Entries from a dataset

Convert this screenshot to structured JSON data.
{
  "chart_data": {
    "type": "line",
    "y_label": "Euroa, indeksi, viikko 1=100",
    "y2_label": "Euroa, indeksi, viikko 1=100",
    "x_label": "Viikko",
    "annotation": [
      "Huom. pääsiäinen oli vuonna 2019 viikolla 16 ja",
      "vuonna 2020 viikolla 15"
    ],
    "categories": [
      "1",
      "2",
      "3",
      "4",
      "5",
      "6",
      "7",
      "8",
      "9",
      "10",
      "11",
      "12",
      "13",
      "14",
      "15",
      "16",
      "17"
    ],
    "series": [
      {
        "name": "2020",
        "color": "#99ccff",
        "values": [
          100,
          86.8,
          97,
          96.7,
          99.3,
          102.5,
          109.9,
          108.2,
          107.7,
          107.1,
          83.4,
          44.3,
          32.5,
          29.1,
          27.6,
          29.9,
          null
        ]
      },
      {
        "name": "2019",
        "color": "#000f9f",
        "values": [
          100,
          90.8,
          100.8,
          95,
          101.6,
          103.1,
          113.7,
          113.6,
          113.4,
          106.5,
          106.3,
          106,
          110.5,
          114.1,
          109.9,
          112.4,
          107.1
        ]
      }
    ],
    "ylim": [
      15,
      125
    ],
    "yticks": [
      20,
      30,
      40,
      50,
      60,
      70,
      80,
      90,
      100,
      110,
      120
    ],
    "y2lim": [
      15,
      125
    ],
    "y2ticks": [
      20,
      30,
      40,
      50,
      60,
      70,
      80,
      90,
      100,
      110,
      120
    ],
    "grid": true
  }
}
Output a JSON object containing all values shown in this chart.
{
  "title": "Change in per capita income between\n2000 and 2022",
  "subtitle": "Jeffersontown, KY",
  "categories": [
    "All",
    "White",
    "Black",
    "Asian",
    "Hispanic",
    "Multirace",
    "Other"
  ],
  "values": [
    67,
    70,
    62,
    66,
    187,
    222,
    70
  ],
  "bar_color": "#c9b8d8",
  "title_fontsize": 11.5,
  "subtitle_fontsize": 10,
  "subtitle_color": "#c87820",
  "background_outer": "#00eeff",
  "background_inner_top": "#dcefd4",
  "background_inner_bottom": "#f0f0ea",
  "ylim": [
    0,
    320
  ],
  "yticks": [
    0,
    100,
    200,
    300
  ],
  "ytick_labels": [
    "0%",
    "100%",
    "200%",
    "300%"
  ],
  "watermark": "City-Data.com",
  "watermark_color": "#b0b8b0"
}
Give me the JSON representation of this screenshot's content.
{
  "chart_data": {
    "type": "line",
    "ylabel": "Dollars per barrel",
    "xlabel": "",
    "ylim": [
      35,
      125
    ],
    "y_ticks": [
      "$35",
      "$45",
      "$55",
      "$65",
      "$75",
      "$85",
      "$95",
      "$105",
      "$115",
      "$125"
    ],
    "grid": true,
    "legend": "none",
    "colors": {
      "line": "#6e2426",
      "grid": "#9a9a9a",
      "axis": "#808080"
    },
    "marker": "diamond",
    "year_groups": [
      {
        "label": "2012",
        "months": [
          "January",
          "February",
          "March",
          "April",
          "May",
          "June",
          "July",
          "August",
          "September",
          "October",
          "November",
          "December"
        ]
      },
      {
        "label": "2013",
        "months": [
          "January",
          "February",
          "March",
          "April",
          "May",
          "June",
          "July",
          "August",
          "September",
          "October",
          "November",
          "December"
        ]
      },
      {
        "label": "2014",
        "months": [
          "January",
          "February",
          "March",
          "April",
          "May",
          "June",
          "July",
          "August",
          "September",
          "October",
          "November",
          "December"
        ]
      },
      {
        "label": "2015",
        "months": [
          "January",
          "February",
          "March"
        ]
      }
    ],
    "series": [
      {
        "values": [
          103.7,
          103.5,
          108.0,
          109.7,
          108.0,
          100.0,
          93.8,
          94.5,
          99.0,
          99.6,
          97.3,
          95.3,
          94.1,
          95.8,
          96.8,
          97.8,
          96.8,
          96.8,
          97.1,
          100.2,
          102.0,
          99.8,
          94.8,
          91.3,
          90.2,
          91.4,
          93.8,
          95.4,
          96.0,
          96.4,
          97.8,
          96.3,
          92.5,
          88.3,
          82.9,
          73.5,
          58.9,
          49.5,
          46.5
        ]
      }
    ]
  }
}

- _Short task_
Write down the full listing again, exactly.

- _Correct result_
Convert this screenshot to structured JSON data.
{
  "chart_data": {
    "type": "line",
    "y_label": "Euroa, indeksi, viikko 1=100",
    "y2_label": "Euroa, indeksi, viikko 1=100",
    "x_label": "Viikko",
    "annotation": [
      "Huom. pääsiäinen oli vuonna 2019 viikolla 16 ja",
      "vuonna 2020 viikolla 15"
    ],
    "categories": [
      "1",
      "2",
      "3",
      "4",
      "5",
      "6",
      "7",
      "8",
      "9",
      "10",
      "11",
      "12",
      "13",
      "14",
      "15",
      "16",
      "17"
    ],
    "series": [
      {
        "name": "2020",
        "color": "#99ccff",
        "values": [
          100,
          86.8,
          97,
          96.7,
          99.3,
          102.5,
          109.9,
          108.2,
          107.7,
          107.1,
          83.4,
          44.3,
          32.5,
          29.1,
          27.6,
          29.9,
          null
        ]
      },
      {
        "name": "2019",
        "color": "#000f9f",
        "values": [
          100,
          90.8,
          100.8,
          95,
          101.6,
          103.1,
          113.7,
          113.6,
          113.4,
          106.5,
          106.3,
          106,
          110.5,
          114.1,
          109.9,
          112.4,
          107.1
        ]
      }
    ],
    "ylim": [
      15,
      125
    ],
    "yticks": [
      20,
      30,
      40,
      50,
      60,
      70,
      80,
      90,
      100,
      110,
      120
    ],
    "y2lim": [
      15,
      125
    ],
    "y2ticks": [
      20,
      30,
      40,
      50,
      60,
      70,
      80,
      90,
      100,
      110,
      120
    ],
    "grid": true
  }
}
Output a JSON object containing all values shown in this chart.
{
  "title": "Change in per capita income between\n2000 and 2022",
  "subtitle": "Jeffersontown, KY",
  "categories": [
    "All",
    "White",
    "Black",
    "Asian",
    "Hispanic",
    "Multirace",
    "Other"
  ],
  "values": [
    67,
    70,
    62,
    66,
    187,
    222,
    70
  ],
  "bar_color": "#c9b8d8",
  "title_fontsize": 11.5,
  "subtitle_fontsize": 10,
  "subtitle_color": "#c87820",
  "background_outer": "#00eeff",
  "background_inner_top": "#dcefd4",
  "background_inner_bottom": "#f0f0ea",
  "ylim": [
    0,
    320
  ],
  "yticks": [
    0,
    100,
    200,
    300
  ],
  "ytick_labels": [
    "0%",
    "100%",
    "200%",
    "300%"
  ],
  "watermark": "City-Data.com",
  "watermark_color": "#b0b8b0"
}
Give me the JSON representation of this screenshot's content.
{
  "chart_data": {
    "type": "line",
    "ylabel": "Dollars per barrel",
    "xlabel": "",
    "ylim": [
      35,
      125
    ],
    "y_ticks": [
      "$35",
      "$45",
      "$55",
      "$65",
      "$75",
      "$85",
      "$95",
      "$105",
      "$115",
      "$125"
    ],
    "grid": true,
    "legend": "none",
    "colors": {
      "line": "#6e2426",
      "grid": "#9a9a9a",
      "axis": "#808080"
    },
    "marker": "diamond",
    "year_groups": [
      {
        "label": "2012",
        "months": [
          "January",
          "February",
          "March",
          "April",
          "May",
          "June",
          "July",
          "August",
          "September",
          "October",
          "November",
          "December"
        ]
      },
      {
        "label": "2013",
        "months": [
          "January",
          "February",
          "March",
          "April",
          "May",
          "June",
          "July",
          "August",
          "September",
          "October",
          "November",
          "December"
        ]
      },
      {
        "label": "2014",
        "months": [
          "January",
          "February",
          "March",
          "April",
          "May",
          "June",
          "July",
          "August",
          "September",
          "October",
          "November",
          "December"
        ]
      },
      {
        "label": "2015",
        "months": [
          "January",
          "February",
          "March"
        ]
      }
    ],
    "series": [
      {
        "values": [
          103.7,
          103.5,
          108.0,
          109.7,
          108.0,
          100.0,
          93.8,
          94.5,
          99.0,
          99.6,
          97.3,
          95.3,
          94.1,
          95.8,
          96.8,
          97.8,
          96.8,
          96.8,
          97.1,
          100.2,
          102.0,
          99.8,
          94.8,
          91.3,
          90.2,
          91.4,
          93.8,
          95.4,
          96.0,
          96.4,
          97.8,
          96.3,
          92.5,
          88.3,
          82.9,
          73.5,
          58.9,
          49.5,
          46.5
        ]
      }
    ]
  }
}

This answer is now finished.